PROVIDED RECORDS>
* * * * *

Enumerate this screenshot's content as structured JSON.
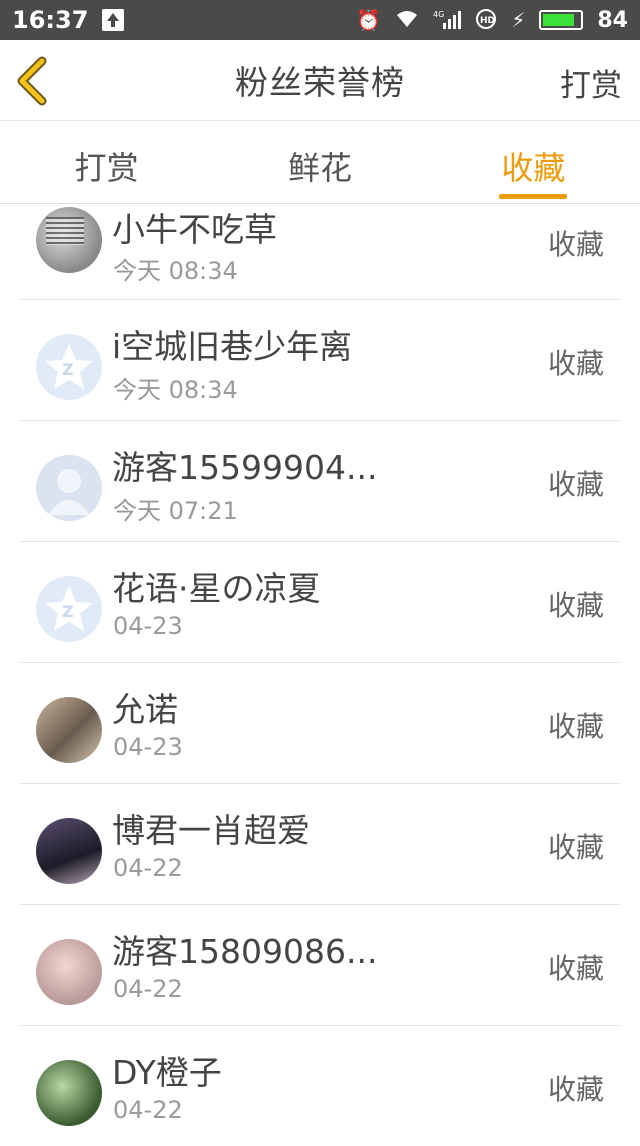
{
  "status_bar": {
    "time": "16:37",
    "battery": "84",
    "battery_level": 0.84,
    "network": "4G"
  },
  "header": {
    "title": "粉丝荣誉榜",
    "right_action": "打赏"
  },
  "tabs": [
    {
      "label": "打赏",
      "active": false
    },
    {
      "label": "鲜花",
      "active": false
    },
    {
      "label": "收藏",
      "active": true
    }
  ],
  "accent_color": "#ee9c0b",
  "fans": [
    {
      "name": "小牛不吃草",
      "time": "今天 08:34",
      "action": "收藏",
      "avatar": "photo-avatar"
    },
    {
      "name": "i空城旧巷少年离",
      "time": "今天 08:34",
      "action": "收藏",
      "avatar": "qq-default-avatar"
    },
    {
      "name": "游客15599904...",
      "time": "今天 07:21",
      "action": "收藏",
      "avatar": "guest-default-avatar"
    },
    {
      "name": "花语·星の凉夏",
      "time": "04-23",
      "action": "收藏",
      "avatar": "qq-default-avatar"
    },
    {
      "name": "允诺",
      "time": "04-23",
      "action": "收藏",
      "avatar": "photo-avatar"
    },
    {
      "name": "博君一肖超爱",
      "time": "04-22",
      "action": "收藏",
      "avatar": "photo-avatar"
    },
    {
      "name": "游客15809086...",
      "time": "04-22",
      "action": "收藏",
      "avatar": "photo-avatar"
    },
    {
      "name": "DY橙子",
      "time": "04-22",
      "action": "收藏",
      "avatar": "photo-avatar"
    }
  ]
}
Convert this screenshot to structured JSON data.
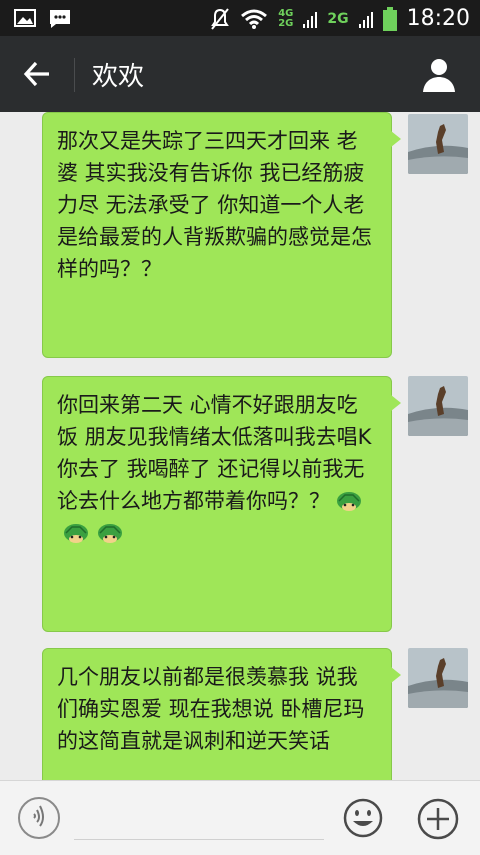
{
  "status_bar": {
    "time": "18:20",
    "network_4g": "4G",
    "network_2g_small": "2G",
    "network_2g": "2G",
    "icons": [
      "image-icon",
      "message-icon",
      "mute-icon",
      "wifi-icon",
      "signal-icon",
      "battery-icon"
    ]
  },
  "header": {
    "title": "欢欢",
    "back_icon": "arrow-left-icon",
    "profile_icon": "person-icon"
  },
  "messages": [
    {
      "text": "那次又是失踪了三四天才回来 老婆 其实我没有告诉你 我已经筋疲力尽 无法承受了 你知道一个人老是给最爱的人背叛欺骗的感觉是怎样的吗？？",
      "sender": "me",
      "emoji": []
    },
    {
      "text": "你回来第二天 心情不好跟朋友吃饭 朋友见我情绪太低落叫我去唱K 你去了 我喝醉了 还记得以前我无论去什么地方都带着你吗？？",
      "sender": "me",
      "emoji": [
        "turtle-emoji",
        "turtle-emoji",
        "turtle-emoji"
      ]
    },
    {
      "text": "几个朋友以前都是很羡慕我 说我们确实恩爱 现在我想说 卧槽尼玛的这简直就是讽刺和逆天笑话",
      "sender": "me",
      "emoji": []
    }
  ],
  "input_bar": {
    "voice_icon": "voice-icon",
    "emoji_icon": "smiley-icon",
    "plus_icon": "plus-icon"
  },
  "colors": {
    "status_bar_bg": "#1b1b1b",
    "title_bar_bg": "#2b2d2f",
    "chat_bg": "#ececec",
    "bubble_green": "#9fe658",
    "signal_green": "#6fd15c"
  }
}
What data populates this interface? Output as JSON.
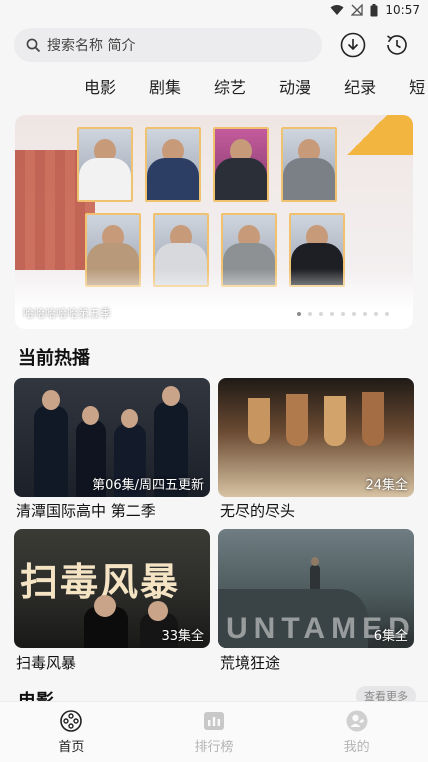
{
  "status": {
    "time": "10:57"
  },
  "search": {
    "placeholder": "搜索名称 简介"
  },
  "tabs": [
    "电影",
    "剧集",
    "综艺",
    "动漫",
    "纪录",
    "短"
  ],
  "banner": {
    "caption": "哈哈哈哈哈第五季",
    "dot_count": 9,
    "active_dot": 1
  },
  "hot": {
    "title": "当前热播",
    "items": [
      {
        "title": "清潭国际高中 第二季",
        "episode": "第06集/周四五更新"
      },
      {
        "title": "无尽的尽头",
        "episode": "24集全"
      },
      {
        "title": "扫毒风暴",
        "episode": "33集全",
        "poster_text": "扫毒风暴"
      },
      {
        "title": "荒境狂途",
        "episode": "6集全",
        "poster_text": "UNTAMED"
      }
    ]
  },
  "movies": {
    "title": "电影",
    "more_label": "查看更多"
  },
  "bottom_nav": [
    {
      "label": "首页",
      "icon": "film-reel-icon",
      "active": true
    },
    {
      "label": "排行榜",
      "icon": "ranking-icon",
      "active": false
    },
    {
      "label": "我的",
      "icon": "profile-icon",
      "active": false
    }
  ],
  "colors": {
    "accent_border": "#f0c270",
    "nav_inactive": "#b4b4b4"
  }
}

* * * * *

TASK BRIEF>
Print the records word for word and exclude any picture they hold.

SOLUTION TO THIS PROBLEM>
Enumerate this screenshot's content as structured JSON.
{
  "status_bar": {
    "time": "16:37",
    "battery": "84",
    "battery_level": 0.84,
    "network": "4G"
  },
  "header": {
    "title": "粉丝荣誉榜",
    "right_action": "打赏"
  },
  "tabs": [
    {
      "label": "打赏",
      "active": false
    },
    {
      "label": "鲜花",
      "active": false
    },
    {
      "label": "收藏",
      "active": true
    }
  ],
  "accent_color": "#ee9c0b",
  "fans": [
    {
      "name": "小牛不吃草",
      "time": "今天 08:34",
      "action": "收藏",
      "avatar": "photo-avatar"
    },
    {
      "name": "i空城旧巷少年离",
      "time": "今天 08:34",
      "action": "收藏",
      "avatar": "qq-default-avatar"
    },
    {
      "name": "游客15599904...",
      "time": "今天 07:21",
      "action": "收藏",
      "avatar": "guest-default-avatar"
    },
    {
      "name": "花语·星の凉夏",
      "time": "04-23",
      "action": "收藏",
      "avatar": "qq-default-avatar"
    },
    {
      "name": "允诺",
      "time": "04-23",
      "action": "收藏",
      "avatar": "photo-avatar"
    },
    {
      "name": "博君一肖超爱",
      "time": "04-22",
      "action": "收藏",
      "avatar": "photo-avatar"
    },
    {
      "name": "游客15809086...",
      "time": "04-22",
      "action": "收藏",
      "avatar": "photo-avatar"
    },
    {
      "name": "DY橙子",
      "time": "04-22",
      "action": "收藏",
      "avatar": "photo-avatar"
    }
  ]
}
Convert this screenshot to structured JSON data.
{
  "status_bar": {
    "time": "18:20",
    "network_4g": "4G",
    "network_2g_small": "2G",
    "network_2g": "2G",
    "icons": [
      "image-icon",
      "message-icon",
      "mute-icon",
      "wifi-icon",
      "signal-icon",
      "battery-icon"
    ]
  },
  "header": {
    "title": "欢欢",
    "back_icon": "arrow-left-icon",
    "profile_icon": "person-icon"
  },
  "messages": [
    {
      "text": "那次又是失踪了三四天才回来 老婆 其实我没有告诉你 我已经筋疲力尽 无法承受了 你知道一个人老是给最爱的人背叛欺骗的感觉是怎样的吗？？",
      "sender": "me",
      "emoji": []
    },
    {
      "text": "你回来第二天 心情不好跟朋友吃饭 朋友见我情绪太低落叫我去唱K 你去了 我喝醉了 还记得以前我无论去什么地方都带着你吗？？",
      "sender": "me",
      "emoji": [
        "turtle-emoji",
        "turtle-emoji",
        "turtle-emoji"
      ]
    },
    {
      "text": "几个朋友以前都是很羡慕我 说我们确实恩爱 现在我想说 卧槽尼玛的这简直就是讽刺和逆天笑话",
      "sender": "me",
      "emoji": []
    }
  ],
  "input_bar": {
    "voice_icon": "voice-icon",
    "emoji_icon": "smiley-icon",
    "plus_icon": "plus-icon"
  },
  "colors": {
    "status_bar_bg": "#1b1b1b",
    "title_bar_bg": "#2b2d2f",
    "chat_bg": "#ececec",
    "bubble_green": "#9fe658",
    "signal_green": "#6fd15c"
  }
}
What data populates this interface? Output as JSON.
{
  "status": {
    "time": "10:57"
  },
  "search": {
    "placeholder": "搜索名称 简介"
  },
  "tabs": [
    "电影",
    "剧集",
    "综艺",
    "动漫",
    "纪录",
    "短"
  ],
  "banner": {
    "caption": "哈哈哈哈哈第五季",
    "dot_count": 9,
    "active_dot": 1
  },
  "hot": {
    "title": "当前热播",
    "items": [
      {
        "title": "清潭国际高中 第二季",
        "episode": "第06集/周四五更新"
      },
      {
        "title": "无尽的尽头",
        "episode": "24集全"
      },
      {
        "title": "扫毒风暴",
        "episode": "33集全",
        "poster_text": "扫毒风暴"
      },
      {
        "title": "荒境狂途",
        "episode": "6集全",
        "poster_text": "UNTAMED"
      }
    ]
  },
  "movies": {
    "title": "电影",
    "more_label": "查看更多"
  },
  "bottom_nav": [
    {
      "label": "首页",
      "icon": "film-reel-icon",
      "active": true
    },
    {
      "label": "排行榜",
      "icon": "ranking-icon",
      "active": false
    },
    {
      "label": "我的",
      "icon": "profile-icon",
      "active": false
    }
  ],
  "colors": {
    "accent_border": "#f0c270",
    "nav_inactive": "#b4b4b4"
  }
}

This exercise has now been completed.